• SERIE DI COMPITI
1. Traduca in inglese la seguente frase del testo su Accattato: “Ma l’opera narrativa di Accattato non è solo “vertigine della parola”: è anche ritmo.”
2. Citi dal testo su Accattato il passo che va da “Ma l’opera narrativa” fino a “medesima unità ritmico-narrativa.” compreso.
3. Continui il testo su Accattato, riprendendo dopo la sua ultima frase.

• TESTO RIPORTATO
<<<<

Non è forse poesia, vera
poesia, la metafora del mare-Caterina? E il racconto “una concitata
palpata sulla tetta destra”? E il dialogo a distanza di tempo e di luogo
con l’assente Spaventa?
Per tornare a Wilcock, lo scrittore giovane “sente il bisogno di crearsi un nuovo
linguaggio” attraverso una “sistematica riconquista del vocabolario”. E.
Pound sosteneva che “la lingua italiana ha bisogno di carta vetrata”?
Tuttavia, il “nuovo
linguaggio” – imperativo che il Nostro sente come pressante esigenza
espressiva – può nascere anche senza “scartavetrare” la lingua italiana –
cioè la lingua letteraria ufficiale, posto che il processo che porta alla
creazione linguistica è un movimento che appunto procede da un
punto dato e conduce altrove; cioè a dire che una invenzione linguistica –
come ogni altra invenzione – non nasce dal nulla, bensì origina e si
dipana da un esistente.
E anche qui – oltre
che dell’ispirazione poetico-letteraria – l’esistente è sempre Oriolo: non
quindi la lingua intellettuale, la prosa accademica, bensì la lingua
parlata, da identificarsi con quella che Egli stesso definisce “lingua
viva”; e precisamente il dialetto oriolese (o si dice oriolano?)
– specularmene alla vecchiette che in chiesa “martoriavano il latino
piegandolo alla prosodia del nostro dialetto”.
Accattato, quindi, più che un iconoclasta
della lingua italiana, un sovvertitore della lingua accademica e
letteraria è da considerarsi un magnifico e gioioso rabdomante dello
spirito che ha scoperto (cosa che necessita di grande intelligenza e
cultura!) che si può pensare in dialetto e scrivere in italiano – così da
italianizzare il dialetto, conservando nel contempo la forza del
primo e la mediaticità del secondo -, ottenendo i classici due piccioni
con una fava: creare una lingua non solo letterariamente “tosta” e
compiuta ma per di più scevra da inutili fronzoli intellettualistici,
senza i “tanti aggettivi pennellati” dei tanti “poeti in voga”.
Ma l’opera narrativa di Accattato non è solo
“vertigine della parola”: è anche ritmo. E non solo ritmo
narrativo, bensì ritmo musicale: è jazz. I racconti
(veramente felice la scelta della forma racconto !) sono altrettanti brani
musicali, dove le parole sono anche note; le punteggiature pause musicali;
gli intrecci narrativi altrettanti cambi accordi e di tonalità nell’ambito
della medesima unità ritmico-narrativa.

>>>>

• Dati delle coordinate di impaginazione
<<<<

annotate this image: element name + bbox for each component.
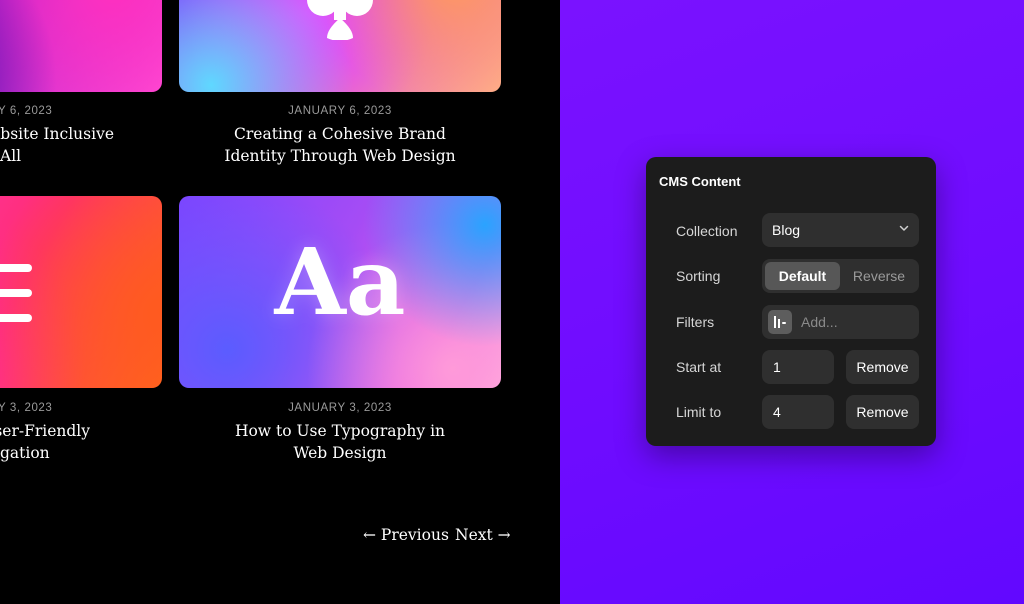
list-lines-icon	[0, 264, 32, 339]
post-title[interactable]: ser-Friendly gation	[0, 420, 90, 464]
post-title-line: gation	[0, 444, 50, 462]
collection-label: Collection	[676, 223, 738, 239]
blog-grid: y Aa Y 6, 2023 ebsite Inclusive All JANU…	[0, 0, 560, 604]
post-date: Y 3, 2023	[0, 402, 53, 414]
post-card-image[interactable]: Aa	[179, 196, 501, 388]
post-title-line: Identity Through Web Design	[224, 147, 456, 165]
limit-to-label: Limit to	[676, 404, 722, 420]
post-date: Y 6, 2023	[0, 105, 53, 117]
sort-default-option[interactable]: Default	[765, 262, 840, 290]
start-at-value: 1	[773, 359, 781, 375]
drop-icon	[307, 0, 373, 40]
collection-value: Blog	[772, 222, 801, 238]
filters-field[interactable]: Add...	[762, 305, 919, 339]
start-at-remove-button[interactable]: Remove	[846, 350, 919, 384]
filter-icon[interactable]	[768, 310, 792, 334]
panel-title: CMS Content	[659, 174, 741, 189]
post-title[interactable]: How to Use Typography in Web Design	[179, 420, 501, 464]
post-card-image[interactable]: y	[0, 0, 162, 92]
post-title-line: Web Design	[293, 444, 387, 462]
filters-placeholder: Add...	[801, 314, 838, 330]
post-date: JANUARY 3, 2023	[288, 402, 392, 414]
start-at-label: Start at	[676, 359, 722, 375]
limit-to-input[interactable]: 4	[762, 395, 834, 429]
filters-label: Filters	[676, 314, 715, 330]
sort-reverse-option[interactable]: Reverse	[842, 262, 916, 290]
next-page-link[interactable]: Next →	[455, 526, 511, 544]
limit-to-remove-button[interactable]: Remove	[846, 395, 919, 429]
sorting-label: Sorting	[676, 268, 721, 284]
post-date: JANUARY 6, 2023	[288, 105, 392, 117]
typography-glyph: Aa	[274, 228, 406, 336]
post-card-image[interactable]	[0, 196, 162, 388]
post-title-line: Creating a Cohesive Brand	[234, 125, 446, 143]
previous-page-link[interactable]: ← Previous	[363, 526, 449, 544]
cms-content-panel: CMS Content Collection Blog Sorting Defa…	[646, 157, 936, 446]
post-title-line: ser-Friendly	[0, 422, 90, 440]
sorting-segmented-control: Default Reverse	[762, 259, 919, 293]
post-title[interactable]: ebsite Inclusive All	[0, 123, 114, 167]
post-title-line: ebsite Inclusive	[0, 125, 114, 143]
chevron-down-icon	[899, 225, 909, 231]
post-title-line: How to Use Typography in	[234, 422, 446, 440]
post-title-line: All	[0, 147, 22, 165]
collection-select[interactable]: Blog	[762, 213, 919, 247]
start-at-input[interactable]: 1	[762, 350, 834, 384]
post-card-image[interactable]	[179, 0, 501, 92]
post-title[interactable]: Creating a Cohesive Brand Identity Throu…	[179, 123, 501, 167]
limit-to-value: 4	[773, 404, 781, 420]
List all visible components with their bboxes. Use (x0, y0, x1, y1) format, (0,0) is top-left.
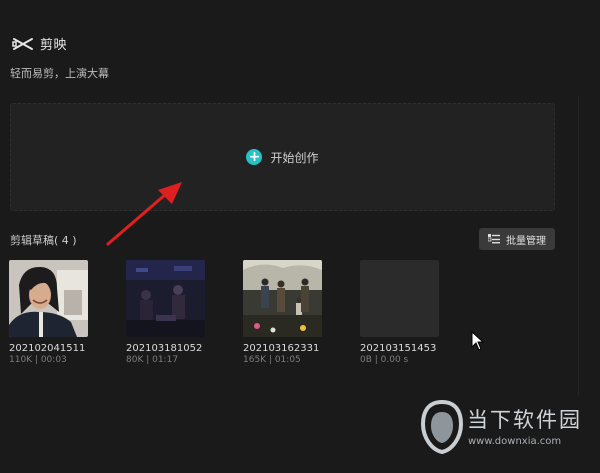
draft-thumbnail (126, 260, 205, 337)
plus-icon: + (246, 149, 263, 165)
app-slogan: 轻而易剪，上演大幕 (10, 67, 109, 80)
draft-name: 202103181052 (126, 343, 203, 354)
batch-manage-label: 批量管理 (506, 235, 546, 247)
draft-name: 202102041511 (9, 343, 86, 354)
app-window: 剪映 轻而易剪，上演大幕 + 开始创作 剪辑草稿( 4 ) 批量管理 20210… (0, 0, 600, 473)
watermark-logo-icon (420, 400, 464, 454)
draft-meta: 110K | 00:03 (9, 355, 67, 365)
draft-card[interactable]: 202103162331 165K | 01:05 (243, 260, 323, 365)
scrollbar-track[interactable] (578, 96, 579, 396)
batch-manage-button[interactable]: 批量管理 (479, 228, 555, 250)
draft-thumbnail (9, 260, 88, 337)
list-manage-icon (488, 234, 500, 244)
draft-meta: 80K | 01:17 (126, 355, 179, 365)
watermark-title: 当下软件园 (467, 408, 582, 432)
draft-meta: 165K | 01:05 (243, 355, 301, 365)
drafts-section-title: 剪辑草稿( 4 ) (10, 234, 77, 247)
app-name: 剪映 (40, 38, 68, 53)
mouse-cursor-icon (471, 331, 485, 351)
draft-name: 202103162331 (243, 343, 320, 354)
draft-meta: 0B | 0.00 s (360, 355, 409, 365)
draft-name: 202103151453 (360, 343, 437, 354)
draft-card[interactable]: 202102041511 110K | 00:03 (9, 260, 89, 365)
brand: 剪映 (12, 34, 67, 53)
capcut-logo-icon (12, 37, 33, 50)
draft-thumbnail (243, 260, 322, 337)
draft-thumbnail-empty (360, 260, 439, 337)
watermark: 当下软件园 www.downxia.com (420, 398, 600, 458)
watermark-url: www.downxia.com (468, 436, 562, 447)
start-creation-label: 开始创作 (270, 150, 319, 165)
draft-card[interactable]: 202103181052 80K | 01:17 (126, 260, 206, 365)
draft-card[interactable]: 202103151453 0B | 0.00 s (360, 260, 440, 365)
start-creation-button[interactable]: + 开始创作 (10, 103, 555, 211)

>>>>

• RISPOSTE PER COMPITO
1. But Accattato’s narrative work is not only “vertigo of the word”: it is also rhythm.

2.
Ma l’opera narrativa di Accattato non è solo
“vertigine della parola”: è anche ritmo. E non solo ritmo
narrativo, bensì ritmo musicale: è jazz. I racconti
(veramente felice la scelta della forma racconto !) sono altrettanti brani
musicali, dove le parole sono anche note; le punteggiature pause musicali;
gli intrecci narrativi altrettanti cambi accordi e di tonalità nell’ambito
della medesima unità ritmico-narrativa.

3.
E non è tanto il jazz letterario
nordamericano di Keruoac – metropolitano e cupo; è piuttosto un jazz
sudamericano solare e agreste. Non un jazz individuale e nevrotico, ma un
jazz vorticoso e corale, che può nascere solo sotto le palme di Mangue
Seco o sotto gli ulivi di Calabria, e maggiormente nella Cantina di
Spaventa e alla Scifuel.
Più che un jazz di trombe è un jazz di tamburi
di Bahia e di cupi-cupi di Oriolo: a volte anche malinconico; sempre
passionale.
E’ un jazz che si balla, un pensiero fisico che
dondola; è una poesia che ondeggia i fianchi, sale le scale a pioli, palpa
concitatamente; è un rullante con la lingua lunga, una metafora col mal di
denti; una grancassa dei comizi, un timpano della commozione e, a volte,
dell’amarezza.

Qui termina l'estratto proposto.